» **Supplied entries**:

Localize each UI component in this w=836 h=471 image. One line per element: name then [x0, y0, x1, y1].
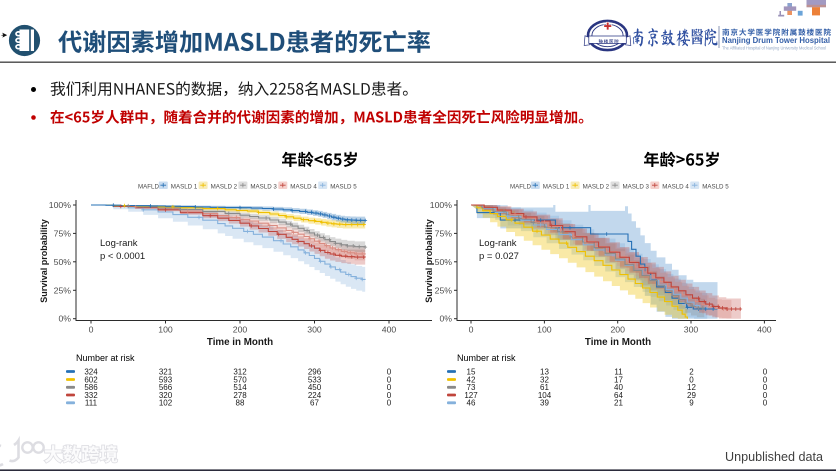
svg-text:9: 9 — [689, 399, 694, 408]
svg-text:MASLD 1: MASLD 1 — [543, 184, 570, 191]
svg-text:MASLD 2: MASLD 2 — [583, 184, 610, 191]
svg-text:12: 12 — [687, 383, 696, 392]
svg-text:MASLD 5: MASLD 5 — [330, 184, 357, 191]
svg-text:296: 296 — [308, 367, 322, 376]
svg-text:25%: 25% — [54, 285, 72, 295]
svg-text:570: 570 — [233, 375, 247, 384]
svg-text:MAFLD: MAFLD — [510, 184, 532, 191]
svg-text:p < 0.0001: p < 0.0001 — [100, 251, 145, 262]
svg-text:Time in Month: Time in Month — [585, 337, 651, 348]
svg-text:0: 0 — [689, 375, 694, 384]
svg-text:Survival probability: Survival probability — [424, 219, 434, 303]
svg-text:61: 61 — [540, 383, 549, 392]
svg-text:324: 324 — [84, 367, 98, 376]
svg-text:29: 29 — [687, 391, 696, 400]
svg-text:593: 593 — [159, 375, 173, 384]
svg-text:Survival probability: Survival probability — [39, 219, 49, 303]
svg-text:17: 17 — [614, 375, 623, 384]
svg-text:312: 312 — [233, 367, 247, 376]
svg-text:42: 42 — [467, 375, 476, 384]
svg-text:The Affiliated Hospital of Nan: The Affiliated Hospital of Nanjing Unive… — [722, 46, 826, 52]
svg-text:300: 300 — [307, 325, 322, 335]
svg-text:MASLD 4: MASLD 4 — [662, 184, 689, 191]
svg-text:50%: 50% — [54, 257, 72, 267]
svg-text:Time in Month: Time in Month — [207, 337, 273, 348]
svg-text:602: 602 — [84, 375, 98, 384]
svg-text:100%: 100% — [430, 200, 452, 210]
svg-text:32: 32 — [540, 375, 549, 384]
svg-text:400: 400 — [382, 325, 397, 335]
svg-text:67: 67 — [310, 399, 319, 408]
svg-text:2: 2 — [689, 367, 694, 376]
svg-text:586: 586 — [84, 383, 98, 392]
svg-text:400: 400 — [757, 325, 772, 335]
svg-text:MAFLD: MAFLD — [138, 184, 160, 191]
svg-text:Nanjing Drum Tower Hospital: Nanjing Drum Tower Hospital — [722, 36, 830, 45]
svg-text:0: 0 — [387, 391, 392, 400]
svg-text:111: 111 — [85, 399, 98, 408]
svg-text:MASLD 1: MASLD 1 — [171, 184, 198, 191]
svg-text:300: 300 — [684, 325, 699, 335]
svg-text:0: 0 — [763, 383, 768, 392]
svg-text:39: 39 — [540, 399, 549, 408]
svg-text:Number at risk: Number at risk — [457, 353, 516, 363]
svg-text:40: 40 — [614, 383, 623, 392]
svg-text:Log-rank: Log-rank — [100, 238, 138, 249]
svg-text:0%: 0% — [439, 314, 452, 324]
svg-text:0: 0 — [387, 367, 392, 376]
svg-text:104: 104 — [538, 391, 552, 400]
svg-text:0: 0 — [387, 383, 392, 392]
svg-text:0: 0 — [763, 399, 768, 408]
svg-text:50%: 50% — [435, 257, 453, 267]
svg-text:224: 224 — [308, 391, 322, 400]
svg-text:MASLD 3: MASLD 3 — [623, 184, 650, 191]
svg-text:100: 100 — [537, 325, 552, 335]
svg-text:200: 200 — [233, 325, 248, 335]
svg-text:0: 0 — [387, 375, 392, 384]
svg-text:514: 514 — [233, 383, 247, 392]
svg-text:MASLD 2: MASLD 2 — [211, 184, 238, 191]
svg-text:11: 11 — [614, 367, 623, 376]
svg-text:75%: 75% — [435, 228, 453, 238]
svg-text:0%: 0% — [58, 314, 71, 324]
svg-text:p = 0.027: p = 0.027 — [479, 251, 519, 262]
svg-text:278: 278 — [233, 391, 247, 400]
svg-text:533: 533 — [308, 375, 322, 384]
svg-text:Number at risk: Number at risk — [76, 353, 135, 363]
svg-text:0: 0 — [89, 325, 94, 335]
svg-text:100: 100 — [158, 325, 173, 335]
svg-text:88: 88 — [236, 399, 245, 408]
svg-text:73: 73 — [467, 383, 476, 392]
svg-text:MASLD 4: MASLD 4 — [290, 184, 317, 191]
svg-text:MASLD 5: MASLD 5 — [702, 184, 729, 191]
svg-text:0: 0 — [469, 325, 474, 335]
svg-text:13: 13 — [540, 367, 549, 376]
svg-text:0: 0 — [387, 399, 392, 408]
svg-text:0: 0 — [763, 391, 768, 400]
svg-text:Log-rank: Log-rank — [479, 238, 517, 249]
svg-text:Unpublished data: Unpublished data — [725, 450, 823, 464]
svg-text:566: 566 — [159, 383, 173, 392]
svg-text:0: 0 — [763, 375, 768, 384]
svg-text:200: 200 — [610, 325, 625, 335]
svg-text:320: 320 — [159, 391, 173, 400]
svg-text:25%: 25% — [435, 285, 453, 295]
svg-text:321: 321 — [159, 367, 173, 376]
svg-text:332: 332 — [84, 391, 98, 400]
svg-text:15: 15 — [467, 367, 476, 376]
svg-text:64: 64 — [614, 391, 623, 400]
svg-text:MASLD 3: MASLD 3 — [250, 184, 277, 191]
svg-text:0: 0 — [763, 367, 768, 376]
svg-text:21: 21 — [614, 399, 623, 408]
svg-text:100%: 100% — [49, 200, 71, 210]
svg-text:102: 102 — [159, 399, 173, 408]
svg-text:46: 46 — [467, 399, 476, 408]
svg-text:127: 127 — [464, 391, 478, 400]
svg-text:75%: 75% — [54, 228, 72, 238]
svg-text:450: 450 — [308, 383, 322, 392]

---

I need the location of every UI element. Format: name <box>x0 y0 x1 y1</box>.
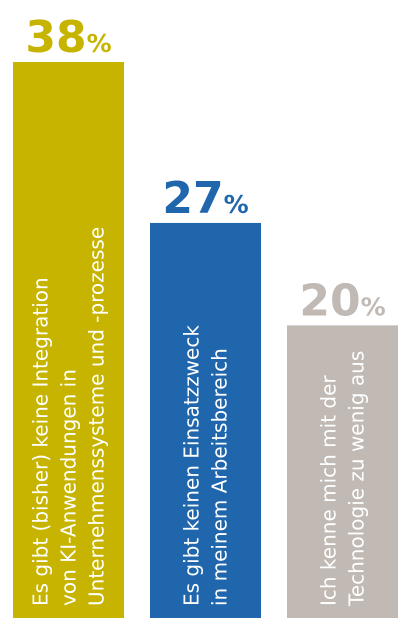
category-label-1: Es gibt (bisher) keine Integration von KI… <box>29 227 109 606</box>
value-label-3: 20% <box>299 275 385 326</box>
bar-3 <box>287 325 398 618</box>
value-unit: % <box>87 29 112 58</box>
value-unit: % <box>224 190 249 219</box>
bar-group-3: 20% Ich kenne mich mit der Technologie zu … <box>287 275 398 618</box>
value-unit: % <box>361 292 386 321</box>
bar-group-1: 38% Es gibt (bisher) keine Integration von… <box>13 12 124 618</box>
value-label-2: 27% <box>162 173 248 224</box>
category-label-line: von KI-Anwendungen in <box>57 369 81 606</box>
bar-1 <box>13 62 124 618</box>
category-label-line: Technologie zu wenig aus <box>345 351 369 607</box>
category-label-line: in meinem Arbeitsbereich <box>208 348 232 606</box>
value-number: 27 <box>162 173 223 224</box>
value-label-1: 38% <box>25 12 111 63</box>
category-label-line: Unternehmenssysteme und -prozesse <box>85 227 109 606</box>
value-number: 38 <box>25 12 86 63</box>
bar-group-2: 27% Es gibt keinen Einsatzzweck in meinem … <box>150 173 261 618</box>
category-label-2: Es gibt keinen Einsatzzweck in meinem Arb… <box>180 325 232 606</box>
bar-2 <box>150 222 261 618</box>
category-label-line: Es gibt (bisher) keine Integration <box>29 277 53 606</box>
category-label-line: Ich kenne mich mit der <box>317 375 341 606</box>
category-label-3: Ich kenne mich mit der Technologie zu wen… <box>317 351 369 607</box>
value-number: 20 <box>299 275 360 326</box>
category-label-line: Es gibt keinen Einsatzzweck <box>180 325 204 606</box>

» **Goal of the exercise**: Copy the rows between the lines holding "category-label-1: Es gibt" and "value-number: 27 <box>162 173 223 224</box>", inclusive, character for character.

» **Task solution**:
category-label-1: Es gibt (bisher) keine Integration von KI… <box>29 227 109 606</box>
value-label-3: 20% <box>299 275 385 326</box>
bar-3 <box>287 325 398 618</box>
value-unit: % <box>87 29 112 58</box>
value-unit: % <box>224 190 249 219</box>
bar-group-3: 20% Ich kenne mich mit der Technologie zu … <box>287 275 398 618</box>
value-unit: % <box>361 292 386 321</box>
bar-group-1: 38% Es gibt (bisher) keine Integration von… <box>13 12 124 618</box>
value-label-2: 27% <box>162 173 248 224</box>
category-label-line: von KI-Anwendungen in <box>57 369 81 606</box>
bar-1 <box>13 62 124 618</box>
category-label-line: Technologie zu wenig aus <box>345 351 369 607</box>
category-label-line: in meinem Arbeitsbereich <box>208 348 232 606</box>
value-number: 27 <box>162 173 223 224</box>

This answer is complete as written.